### The records

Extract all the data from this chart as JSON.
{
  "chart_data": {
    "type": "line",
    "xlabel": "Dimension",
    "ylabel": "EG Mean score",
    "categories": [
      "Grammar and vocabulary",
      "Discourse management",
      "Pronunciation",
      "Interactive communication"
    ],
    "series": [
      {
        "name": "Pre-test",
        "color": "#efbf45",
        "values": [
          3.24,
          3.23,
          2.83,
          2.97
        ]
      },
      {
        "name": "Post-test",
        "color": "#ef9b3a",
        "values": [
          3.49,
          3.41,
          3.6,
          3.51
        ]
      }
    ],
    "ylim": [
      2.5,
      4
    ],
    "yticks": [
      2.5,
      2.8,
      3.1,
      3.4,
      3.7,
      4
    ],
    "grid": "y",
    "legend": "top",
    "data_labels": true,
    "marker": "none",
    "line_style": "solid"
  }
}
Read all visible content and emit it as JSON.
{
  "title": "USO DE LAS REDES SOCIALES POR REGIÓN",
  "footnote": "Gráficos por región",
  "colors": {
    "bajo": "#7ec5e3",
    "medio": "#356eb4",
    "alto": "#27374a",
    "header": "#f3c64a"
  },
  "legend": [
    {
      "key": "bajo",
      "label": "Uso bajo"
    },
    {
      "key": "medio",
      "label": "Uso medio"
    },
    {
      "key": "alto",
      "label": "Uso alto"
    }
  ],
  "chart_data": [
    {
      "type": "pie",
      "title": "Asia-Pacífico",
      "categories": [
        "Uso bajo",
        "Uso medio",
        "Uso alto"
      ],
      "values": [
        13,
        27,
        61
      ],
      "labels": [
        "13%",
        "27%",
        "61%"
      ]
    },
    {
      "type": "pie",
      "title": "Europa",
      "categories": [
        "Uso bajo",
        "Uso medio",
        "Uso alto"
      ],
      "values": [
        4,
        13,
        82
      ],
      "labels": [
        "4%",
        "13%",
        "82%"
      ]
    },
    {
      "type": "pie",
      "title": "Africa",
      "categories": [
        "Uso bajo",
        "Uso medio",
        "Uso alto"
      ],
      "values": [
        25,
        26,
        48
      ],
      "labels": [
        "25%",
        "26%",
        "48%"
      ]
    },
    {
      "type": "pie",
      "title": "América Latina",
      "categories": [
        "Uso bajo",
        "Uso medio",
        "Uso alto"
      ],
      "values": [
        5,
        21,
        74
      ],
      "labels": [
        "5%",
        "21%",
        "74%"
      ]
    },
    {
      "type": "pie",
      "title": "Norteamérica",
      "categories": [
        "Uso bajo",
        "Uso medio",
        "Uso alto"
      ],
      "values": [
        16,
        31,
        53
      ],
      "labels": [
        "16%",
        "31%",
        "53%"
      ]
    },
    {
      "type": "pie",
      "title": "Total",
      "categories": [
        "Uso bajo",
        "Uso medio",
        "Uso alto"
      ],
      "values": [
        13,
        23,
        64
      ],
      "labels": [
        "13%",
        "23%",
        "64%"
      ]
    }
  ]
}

######

Work instructions: All of the material must be reproduced exactly.

Expected answer:
Extract all the data from this chart as JSON.
{
  "chart_data": {
    "type": "line",
    "xlabel": "Dimension",
    "ylabel": "EG Mean score",
    "categories": [
      "Grammar and vocabulary",
      "Discourse management",
      "Pronunciation",
      "Interactive communication"
    ],
    "series": [
      {
        "name": "Pre-test",
        "color": "#efbf45",
        "values": [
          3.24,
          3.23,
          2.83,
          2.97
        ]
      },
      {
        "name": "Post-test",
        "color": "#ef9b3a",
        "values": [
          3.49,
          3.41,
          3.6,
          3.51
        ]
      }
    ],
    "ylim": [
      2.5,
      4
    ],
    "yticks": [
      2.5,
      2.8,
      3.1,
      3.4,
      3.7,
      4
    ],
    "grid": "y",
    "legend": "top",
    "data_labels": true,
    "marker": "none",
    "line_style": "solid"
  }
}
Read all visible content and emit it as JSON.
{
  "title": "USO DE LAS REDES SOCIALES POR REGIÓN",
  "footnote": "Gráficos por región",
  "colors": {
    "bajo": "#7ec5e3",
    "medio": "#356eb4",
    "alto": "#27374a",
    "header": "#f3c64a"
  },
  "legend": [
    {
      "key": "bajo",
      "label": "Uso bajo"
    },
    {
      "key": "medio",
      "label": "Uso medio"
    },
    {
      "key": "alto",
      "label": "Uso alto"
    }
  ],
  "chart_data": [
    {
      "type": "pie",
      "title": "Asia-Pacífico",
      "categories": [
        "Uso bajo",
        "Uso medio",
        "Uso alto"
      ],
      "values": [
        13,
        27,
        61
      ],
      "labels": [
        "13%",
        "27%",
        "61%"
      ]
    },
    {
      "type": "pie",
      "title": "Europa",
      "categories": [
        "Uso bajo",
        "Uso medio",
        "Uso alto"
      ],
      "values": [
        4,
        13,
        82
      ],
      "labels": [
        "4%",
        "13%",
        "82%"
      ]
    },
    {
      "type": "pie",
      "title": "Africa",
      "categories": [
        "Uso bajo",
        "Uso medio",
        "Uso alto"
      ],
      "values": [
        25,
        26,
        48
      ],
      "labels": [
        "25%",
        "26%",
        "48%"
      ]
    },
    {
      "type": "pie",
      "title": "América Latina",
      "categories": [
        "Uso bajo",
        "Uso medio",
        "Uso alto"
      ],
      "values": [
        5,
        21,
        74
      ],
      "labels": [
        "5%",
        "21%",
        "74%"
      ]
    },
    {
      "type": "pie",
      "title": "Norteamérica",
      "categories": [
        "Uso bajo",
        "Uso medio",
        "Uso alto"
      ],
      "values": [
        16,
        31,
        53
      ],
      "labels": [
        "16%",
        "31%",
        "53%"
      ]
    },
    {
      "type": "pie",
      "title": "Total",
      "categories": [
        "Uso bajo",
        "Uso medio",
        "Uso alto"
      ],
      "values": [
        13,
        23,
        64
      ],
      "labels": [
        "13%",
        "23%",
        "64%"
      ]
    }
  ]
}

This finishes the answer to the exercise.